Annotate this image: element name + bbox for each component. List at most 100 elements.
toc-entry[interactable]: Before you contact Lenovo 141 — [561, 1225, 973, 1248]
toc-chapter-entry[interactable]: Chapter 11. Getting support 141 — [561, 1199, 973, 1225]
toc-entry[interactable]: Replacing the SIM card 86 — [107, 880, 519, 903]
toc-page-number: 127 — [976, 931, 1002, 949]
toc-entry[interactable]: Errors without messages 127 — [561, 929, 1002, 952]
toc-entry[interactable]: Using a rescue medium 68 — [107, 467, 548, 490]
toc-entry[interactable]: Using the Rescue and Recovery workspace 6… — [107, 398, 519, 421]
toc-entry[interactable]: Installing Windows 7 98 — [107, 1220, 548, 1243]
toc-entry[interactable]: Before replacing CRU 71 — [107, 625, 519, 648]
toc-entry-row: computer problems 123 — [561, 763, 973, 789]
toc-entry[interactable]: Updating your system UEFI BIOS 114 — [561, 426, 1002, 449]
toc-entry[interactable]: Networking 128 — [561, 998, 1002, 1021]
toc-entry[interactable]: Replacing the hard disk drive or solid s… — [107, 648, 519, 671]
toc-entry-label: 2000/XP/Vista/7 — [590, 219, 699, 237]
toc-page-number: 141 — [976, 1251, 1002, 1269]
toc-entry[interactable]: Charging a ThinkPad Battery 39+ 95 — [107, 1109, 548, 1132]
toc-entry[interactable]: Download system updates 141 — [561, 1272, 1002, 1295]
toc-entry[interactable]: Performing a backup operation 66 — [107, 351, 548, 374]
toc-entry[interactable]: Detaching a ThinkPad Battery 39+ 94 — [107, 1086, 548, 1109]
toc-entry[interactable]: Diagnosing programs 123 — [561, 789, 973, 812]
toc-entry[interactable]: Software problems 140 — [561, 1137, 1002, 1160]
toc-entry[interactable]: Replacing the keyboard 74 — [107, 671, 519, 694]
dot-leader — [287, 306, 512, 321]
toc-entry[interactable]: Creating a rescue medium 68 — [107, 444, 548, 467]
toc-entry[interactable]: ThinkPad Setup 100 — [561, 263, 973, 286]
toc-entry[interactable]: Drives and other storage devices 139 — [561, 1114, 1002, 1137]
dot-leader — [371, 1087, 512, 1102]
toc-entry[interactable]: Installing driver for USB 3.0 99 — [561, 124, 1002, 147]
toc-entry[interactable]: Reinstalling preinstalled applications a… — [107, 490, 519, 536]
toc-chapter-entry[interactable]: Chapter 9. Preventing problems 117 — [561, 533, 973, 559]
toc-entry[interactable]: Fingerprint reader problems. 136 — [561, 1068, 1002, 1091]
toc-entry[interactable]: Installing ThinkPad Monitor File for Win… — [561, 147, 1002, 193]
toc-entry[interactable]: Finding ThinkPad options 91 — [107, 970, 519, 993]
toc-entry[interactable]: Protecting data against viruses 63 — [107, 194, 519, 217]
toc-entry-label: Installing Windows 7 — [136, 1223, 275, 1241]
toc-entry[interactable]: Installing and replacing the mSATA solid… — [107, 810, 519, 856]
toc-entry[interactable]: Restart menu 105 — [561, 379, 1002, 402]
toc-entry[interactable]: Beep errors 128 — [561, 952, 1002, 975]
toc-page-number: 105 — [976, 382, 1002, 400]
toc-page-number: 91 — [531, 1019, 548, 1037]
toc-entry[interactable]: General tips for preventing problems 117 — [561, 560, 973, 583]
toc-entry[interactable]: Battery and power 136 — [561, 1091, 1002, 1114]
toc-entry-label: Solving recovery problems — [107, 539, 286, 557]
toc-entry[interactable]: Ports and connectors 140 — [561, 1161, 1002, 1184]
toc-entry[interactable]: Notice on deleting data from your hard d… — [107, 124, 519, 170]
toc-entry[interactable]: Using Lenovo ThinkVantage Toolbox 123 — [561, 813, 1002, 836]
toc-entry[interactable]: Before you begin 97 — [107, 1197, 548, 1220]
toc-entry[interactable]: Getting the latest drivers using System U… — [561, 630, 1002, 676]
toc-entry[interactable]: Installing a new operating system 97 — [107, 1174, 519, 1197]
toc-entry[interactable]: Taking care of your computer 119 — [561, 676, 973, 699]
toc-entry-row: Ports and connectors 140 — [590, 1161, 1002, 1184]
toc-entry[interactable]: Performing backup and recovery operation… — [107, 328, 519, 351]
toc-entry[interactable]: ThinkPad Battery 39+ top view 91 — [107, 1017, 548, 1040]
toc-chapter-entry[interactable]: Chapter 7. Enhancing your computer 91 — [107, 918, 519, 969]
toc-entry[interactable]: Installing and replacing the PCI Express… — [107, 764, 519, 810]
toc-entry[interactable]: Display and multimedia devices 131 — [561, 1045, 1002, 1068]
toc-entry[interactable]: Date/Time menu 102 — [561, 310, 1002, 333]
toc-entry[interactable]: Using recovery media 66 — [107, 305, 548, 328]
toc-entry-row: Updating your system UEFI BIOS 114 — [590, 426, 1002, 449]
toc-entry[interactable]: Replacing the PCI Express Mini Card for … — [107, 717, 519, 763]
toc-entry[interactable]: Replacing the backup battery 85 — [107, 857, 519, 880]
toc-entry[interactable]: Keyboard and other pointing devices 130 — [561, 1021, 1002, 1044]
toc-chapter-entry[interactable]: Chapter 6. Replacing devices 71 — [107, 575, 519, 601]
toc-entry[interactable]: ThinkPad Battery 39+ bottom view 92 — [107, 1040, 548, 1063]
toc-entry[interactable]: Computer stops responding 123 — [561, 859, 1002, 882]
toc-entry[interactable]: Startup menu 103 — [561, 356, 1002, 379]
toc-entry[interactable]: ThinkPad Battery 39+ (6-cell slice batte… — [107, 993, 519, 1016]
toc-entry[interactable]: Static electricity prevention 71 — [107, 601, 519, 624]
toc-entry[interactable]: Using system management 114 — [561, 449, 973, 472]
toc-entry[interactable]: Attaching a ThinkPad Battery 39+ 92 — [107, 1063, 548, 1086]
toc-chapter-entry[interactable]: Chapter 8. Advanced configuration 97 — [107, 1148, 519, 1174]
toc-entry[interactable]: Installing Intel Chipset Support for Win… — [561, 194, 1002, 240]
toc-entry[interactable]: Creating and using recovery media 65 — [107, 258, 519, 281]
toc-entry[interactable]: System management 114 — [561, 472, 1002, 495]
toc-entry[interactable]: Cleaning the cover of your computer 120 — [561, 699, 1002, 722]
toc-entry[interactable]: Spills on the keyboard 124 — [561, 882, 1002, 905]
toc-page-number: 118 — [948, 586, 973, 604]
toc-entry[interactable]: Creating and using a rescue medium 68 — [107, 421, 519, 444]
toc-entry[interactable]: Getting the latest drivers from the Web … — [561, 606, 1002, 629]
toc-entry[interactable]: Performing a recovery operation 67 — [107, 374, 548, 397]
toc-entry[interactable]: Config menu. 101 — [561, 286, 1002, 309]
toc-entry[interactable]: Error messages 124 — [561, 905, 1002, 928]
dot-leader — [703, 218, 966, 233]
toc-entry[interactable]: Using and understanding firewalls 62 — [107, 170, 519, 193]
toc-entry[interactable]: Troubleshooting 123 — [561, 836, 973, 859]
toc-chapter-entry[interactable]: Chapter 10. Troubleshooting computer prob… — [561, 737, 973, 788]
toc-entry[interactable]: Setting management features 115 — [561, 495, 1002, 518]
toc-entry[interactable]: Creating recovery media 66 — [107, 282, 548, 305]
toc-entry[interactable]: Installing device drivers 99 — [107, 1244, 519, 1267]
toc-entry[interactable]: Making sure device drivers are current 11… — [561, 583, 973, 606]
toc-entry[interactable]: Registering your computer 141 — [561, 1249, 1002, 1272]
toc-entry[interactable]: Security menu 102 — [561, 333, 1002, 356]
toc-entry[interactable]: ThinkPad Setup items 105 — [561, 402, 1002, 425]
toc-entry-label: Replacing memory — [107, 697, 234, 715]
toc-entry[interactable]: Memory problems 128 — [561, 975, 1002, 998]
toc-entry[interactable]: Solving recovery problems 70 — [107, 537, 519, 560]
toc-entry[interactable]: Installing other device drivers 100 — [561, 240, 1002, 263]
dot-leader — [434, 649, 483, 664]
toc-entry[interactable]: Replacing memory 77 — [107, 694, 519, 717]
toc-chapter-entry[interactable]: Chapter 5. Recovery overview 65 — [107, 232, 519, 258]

§

* TASK PROMPT: Check every line above for the string "drivers" and copy those that have it.

* WRITTEN ANSWER:
toc-entry[interactable]: Getting the latest drivers using System U… — [561, 630, 1002, 676]
toc-entry[interactable]: Getting the latest drivers from the Web … — [561, 606, 1002, 629]
toc-entry[interactable]: Installing device drivers 99 — [107, 1244, 519, 1267]
toc-entry[interactable]: Making sure device drivers are current 11… — [561, 583, 973, 606]
toc-entry[interactable]: Installing other device drivers 100 — [561, 240, 1002, 263]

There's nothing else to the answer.